### Task data

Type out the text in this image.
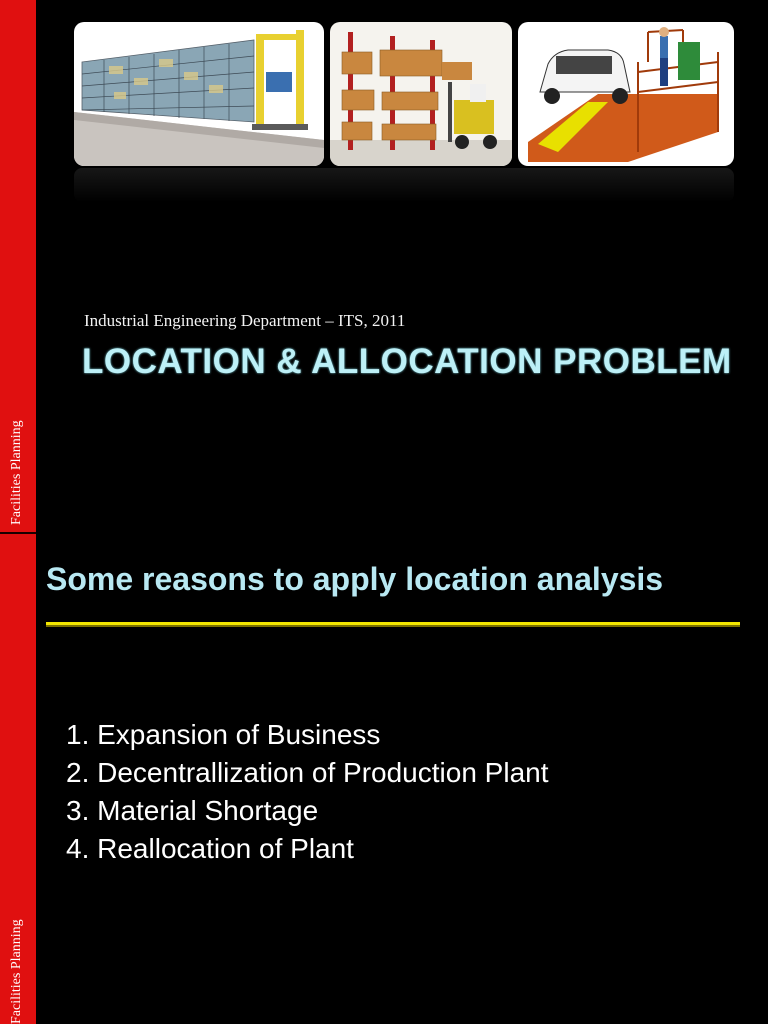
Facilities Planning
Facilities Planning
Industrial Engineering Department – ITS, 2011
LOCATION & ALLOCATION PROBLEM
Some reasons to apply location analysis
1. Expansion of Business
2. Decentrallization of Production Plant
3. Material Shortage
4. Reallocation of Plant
--
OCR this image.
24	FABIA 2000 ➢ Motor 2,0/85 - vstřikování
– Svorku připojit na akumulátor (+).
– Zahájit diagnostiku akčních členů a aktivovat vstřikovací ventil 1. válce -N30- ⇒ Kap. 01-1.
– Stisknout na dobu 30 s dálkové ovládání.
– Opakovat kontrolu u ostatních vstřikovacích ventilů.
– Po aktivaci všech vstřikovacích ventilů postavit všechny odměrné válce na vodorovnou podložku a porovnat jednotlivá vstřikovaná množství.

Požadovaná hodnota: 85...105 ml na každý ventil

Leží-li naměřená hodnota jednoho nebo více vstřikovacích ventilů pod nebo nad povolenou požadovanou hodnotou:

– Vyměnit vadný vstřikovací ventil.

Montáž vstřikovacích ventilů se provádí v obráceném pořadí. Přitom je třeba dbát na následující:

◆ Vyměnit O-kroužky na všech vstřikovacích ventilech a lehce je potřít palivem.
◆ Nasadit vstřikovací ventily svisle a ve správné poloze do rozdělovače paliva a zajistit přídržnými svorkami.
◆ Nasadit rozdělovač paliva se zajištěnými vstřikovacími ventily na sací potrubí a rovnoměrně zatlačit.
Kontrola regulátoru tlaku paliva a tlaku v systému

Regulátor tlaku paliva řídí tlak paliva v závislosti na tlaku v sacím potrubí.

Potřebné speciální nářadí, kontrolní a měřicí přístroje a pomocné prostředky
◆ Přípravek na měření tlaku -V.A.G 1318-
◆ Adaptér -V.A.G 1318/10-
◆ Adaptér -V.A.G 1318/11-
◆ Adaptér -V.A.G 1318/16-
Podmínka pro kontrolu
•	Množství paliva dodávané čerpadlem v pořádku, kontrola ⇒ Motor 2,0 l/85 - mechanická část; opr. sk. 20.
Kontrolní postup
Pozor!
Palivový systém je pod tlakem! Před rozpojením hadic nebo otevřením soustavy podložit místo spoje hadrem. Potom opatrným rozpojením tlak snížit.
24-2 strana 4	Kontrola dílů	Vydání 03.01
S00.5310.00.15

### Exercise prompt
Find the lines that include the string "hodnota", then copy each of them.

### Result of this task
Požadovaná hodnota: 85...105 ml na každý ventil
Leží-li naměřená hodnota jednoho nebo více vstřikovacích ventilů pod nebo nad povolenou požadovanou hodnotou:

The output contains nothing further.